START Data records

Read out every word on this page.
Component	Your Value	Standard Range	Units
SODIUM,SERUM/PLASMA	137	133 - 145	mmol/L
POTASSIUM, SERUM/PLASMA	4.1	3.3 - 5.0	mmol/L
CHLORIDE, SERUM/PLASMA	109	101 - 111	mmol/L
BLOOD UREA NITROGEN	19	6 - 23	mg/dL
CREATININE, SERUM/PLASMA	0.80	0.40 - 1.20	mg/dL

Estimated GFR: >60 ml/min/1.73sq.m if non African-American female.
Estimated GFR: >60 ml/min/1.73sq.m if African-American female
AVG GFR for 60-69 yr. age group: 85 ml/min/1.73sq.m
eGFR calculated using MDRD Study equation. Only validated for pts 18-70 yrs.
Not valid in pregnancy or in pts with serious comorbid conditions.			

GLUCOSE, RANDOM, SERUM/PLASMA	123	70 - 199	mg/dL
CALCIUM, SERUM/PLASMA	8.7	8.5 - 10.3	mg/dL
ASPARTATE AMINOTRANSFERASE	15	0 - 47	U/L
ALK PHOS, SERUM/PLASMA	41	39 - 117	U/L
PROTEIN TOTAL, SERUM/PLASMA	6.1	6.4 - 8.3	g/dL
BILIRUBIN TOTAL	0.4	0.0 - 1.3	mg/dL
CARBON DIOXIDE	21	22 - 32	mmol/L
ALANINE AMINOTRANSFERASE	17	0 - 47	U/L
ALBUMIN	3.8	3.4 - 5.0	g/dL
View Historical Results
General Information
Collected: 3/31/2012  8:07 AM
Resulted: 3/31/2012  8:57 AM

END Data records

[What is expected]: Report every line containing the string "Estimated" in the material.

[Answer box]:
Estimated GFR: >60 ml/min/1.73sq.m if non African-American female.
Estimated GFR: >60 ml/min/1.73sq.m if African-American female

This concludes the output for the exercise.